------ Tekstfragment ------
Grouw




Rôlje, rôlje, wetterweagen,
Rôl je en brûs om 'tâlde Grou!
Miriaden foar ûs eagen, Fleagen,
stouwen om ûs Grou. Rôlje,
rôlje ûs foarby.
Hirde Friezen bliuwe wy.

(Dr.i.H.HALBERTSMA).


Als iemand u de naam noemt van een plaats, waarvan gij nimmer hebt gehoord, die gij niet uit eigen aanschouwing kent en waarvan gij misschien niet eens vermoedt, waar ter wereld ze ergens ligt, dan zegt zo'n plaatsnaam u niets.
Voor anderen daarentegen, die zo'n plaats wél kennen, kan ze een vertrouwde klank zijn, die gedachten en herinneringen oproept.

Zó is het met de plaatsnaam, die boven dit artikeltje is afgedrukt en die bij ons, Friezen, herinneringen oproept aan zonnige dagen vol levensblijheid, gedachten aan witte zeilen op blinkende meren, omzoomd door oeverriet, dat meer dan manshoog oprijst.

Grouw: dat is water, eindeloos water, dat onze onvolprezen wolkenluchten weerspiegelt of dat bruist en woelt en tegen de steven der schepen uiteenspat.
------ Verstrekte gegevens ------
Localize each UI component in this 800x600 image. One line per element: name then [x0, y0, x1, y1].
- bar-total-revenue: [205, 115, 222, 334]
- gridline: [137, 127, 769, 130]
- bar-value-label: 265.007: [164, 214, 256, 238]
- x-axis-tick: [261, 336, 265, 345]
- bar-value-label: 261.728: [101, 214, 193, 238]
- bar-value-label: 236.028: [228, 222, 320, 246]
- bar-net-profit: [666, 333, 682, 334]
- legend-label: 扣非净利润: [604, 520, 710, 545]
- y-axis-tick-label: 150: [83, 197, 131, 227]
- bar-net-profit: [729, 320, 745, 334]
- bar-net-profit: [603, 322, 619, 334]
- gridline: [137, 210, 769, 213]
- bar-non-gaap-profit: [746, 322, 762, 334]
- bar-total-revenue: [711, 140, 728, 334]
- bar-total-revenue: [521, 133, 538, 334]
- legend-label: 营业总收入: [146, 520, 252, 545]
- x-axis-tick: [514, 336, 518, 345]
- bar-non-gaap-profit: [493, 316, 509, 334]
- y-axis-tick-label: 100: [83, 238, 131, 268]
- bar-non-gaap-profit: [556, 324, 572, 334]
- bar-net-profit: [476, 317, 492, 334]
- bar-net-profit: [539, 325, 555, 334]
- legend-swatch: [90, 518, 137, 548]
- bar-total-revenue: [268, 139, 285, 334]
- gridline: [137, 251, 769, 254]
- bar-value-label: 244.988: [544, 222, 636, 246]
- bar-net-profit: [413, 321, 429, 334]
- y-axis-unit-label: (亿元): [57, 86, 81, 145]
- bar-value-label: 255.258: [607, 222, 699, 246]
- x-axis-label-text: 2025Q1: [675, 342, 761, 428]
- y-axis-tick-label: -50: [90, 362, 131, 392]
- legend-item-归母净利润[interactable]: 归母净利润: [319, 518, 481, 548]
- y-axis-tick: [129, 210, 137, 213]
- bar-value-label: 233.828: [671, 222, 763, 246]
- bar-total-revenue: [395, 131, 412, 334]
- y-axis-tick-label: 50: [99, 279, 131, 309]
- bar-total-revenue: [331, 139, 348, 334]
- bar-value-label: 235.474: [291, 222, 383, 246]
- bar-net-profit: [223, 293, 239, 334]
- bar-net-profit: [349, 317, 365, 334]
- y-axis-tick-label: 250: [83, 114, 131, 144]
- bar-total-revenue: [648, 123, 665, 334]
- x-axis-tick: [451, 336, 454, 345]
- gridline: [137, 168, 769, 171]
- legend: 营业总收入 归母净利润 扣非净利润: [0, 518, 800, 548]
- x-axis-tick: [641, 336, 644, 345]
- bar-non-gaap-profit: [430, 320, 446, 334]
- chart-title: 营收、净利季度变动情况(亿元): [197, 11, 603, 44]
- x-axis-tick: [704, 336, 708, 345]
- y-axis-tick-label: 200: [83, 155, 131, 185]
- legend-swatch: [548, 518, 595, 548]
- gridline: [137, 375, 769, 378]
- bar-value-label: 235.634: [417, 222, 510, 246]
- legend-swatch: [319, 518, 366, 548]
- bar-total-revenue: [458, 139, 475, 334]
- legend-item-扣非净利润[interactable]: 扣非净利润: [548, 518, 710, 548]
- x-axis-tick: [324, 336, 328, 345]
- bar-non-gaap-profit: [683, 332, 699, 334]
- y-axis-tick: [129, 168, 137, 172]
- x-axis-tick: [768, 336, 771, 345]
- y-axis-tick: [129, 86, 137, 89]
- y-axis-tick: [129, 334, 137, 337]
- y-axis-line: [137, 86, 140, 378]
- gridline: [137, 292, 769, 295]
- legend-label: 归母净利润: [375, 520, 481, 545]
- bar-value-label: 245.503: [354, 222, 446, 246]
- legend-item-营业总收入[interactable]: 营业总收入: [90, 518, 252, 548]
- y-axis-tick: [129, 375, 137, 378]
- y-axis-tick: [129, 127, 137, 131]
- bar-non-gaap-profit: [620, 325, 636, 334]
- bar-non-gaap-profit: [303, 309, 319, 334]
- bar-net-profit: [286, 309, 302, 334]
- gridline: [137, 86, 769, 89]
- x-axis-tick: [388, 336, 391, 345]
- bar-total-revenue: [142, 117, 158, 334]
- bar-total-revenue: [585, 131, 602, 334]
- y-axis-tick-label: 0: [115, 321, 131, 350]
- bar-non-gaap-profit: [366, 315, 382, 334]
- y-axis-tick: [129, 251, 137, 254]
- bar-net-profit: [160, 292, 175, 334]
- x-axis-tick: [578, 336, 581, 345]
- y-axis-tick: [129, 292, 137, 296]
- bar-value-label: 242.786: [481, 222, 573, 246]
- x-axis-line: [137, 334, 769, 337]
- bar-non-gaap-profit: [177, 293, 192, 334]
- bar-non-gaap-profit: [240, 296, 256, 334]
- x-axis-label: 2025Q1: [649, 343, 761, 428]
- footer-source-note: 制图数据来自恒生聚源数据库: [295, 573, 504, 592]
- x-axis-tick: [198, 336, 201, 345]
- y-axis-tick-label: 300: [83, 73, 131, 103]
------
Opdrachten:
- A) Geef bij elke bewering aan of die klopt met de tekst over Grouw: (i) de naam van een plaats die u niet kent, roept gedachten en herinneringen op; (ii) het oeverriet rijst meer dan manshoog op; (iii) het water weerspiegelt de wolkenluchten. Antwoord per bewering met ja of nee en citeer de woorden uit de tekst die de doorslag geven.
- B) Noem alle werkwoorden die in de zin "Grouw: dat is water, eindeloos water, …" uit de tekst over Grouw beschrijven wat het water doet.
- C) Zet de tekst over Grouw alstublieft voort, aansluitend op de laatste zin.
De regels hebben niets met de tekst over Grouw te maken.

Antwoorden op volgorde:
- A)
(i) Nee: "dan zegt zo'n plaatsnaam u niets."
(ii) Ja: "dat meer dan manshoog oprijst"
(iii) Ja: "dat onze onvolprezen wolkenluchten weerspiegelt"

- B) weerspiegelt, bruist, woelt, uiteenspat

- C)
Grouw: ondanks de stroom van vreemdelingen die het jaar-in jaar uit trekt, heeft het z'n eigen stemming, z'n eigen sfeer gehouden.

De oude toren zag aan z'n voet geslachten opgroeien én verdwijnen. Aan de voet van die toren leefden de gebroeders Halbertsma, die in de landstaal verzen en verhalen schreven, die nog door bijna iederen Fries worden gelezen. De dichters vindt ge niet meer onder de levenden tussen de oude huizen, maar hun roem leeft voort. En geen „plezierboot" die muziek aan boord heeft, nadert 't âlde Grou ('toude Grouw) zonder het Dokter Eelisje Sankje (het Dokter Eeltsje Halbertsma lied) te spelen.

Dat lied is niet te vertalen, het Fries eigene, dat er in klinkt, de rijkdom van de Friese taal, die minstens even groot maar zo geheel anders is dan het Nederlands, laat zich niet vertalen zonder dat het resultaat stuntelig klinkt: Rol dan, rol dan, watergolven, Rol en bruis om 't oude Grouw. Myriaden voor onz' ogen Vlogen, stoven om ons Grouw. Rol dan aan ons oog voorbij. Harde Friezen blijven wij!

Er blijft niet veel van de schoonheid van zo'n lied over als het z'n rijm en z'n klankschoonheid verliest. Maar ge kunt er toch uit voelen, dat de dichter ontroerd was door de grote schoonheid van de wateren rondom het oude dorp.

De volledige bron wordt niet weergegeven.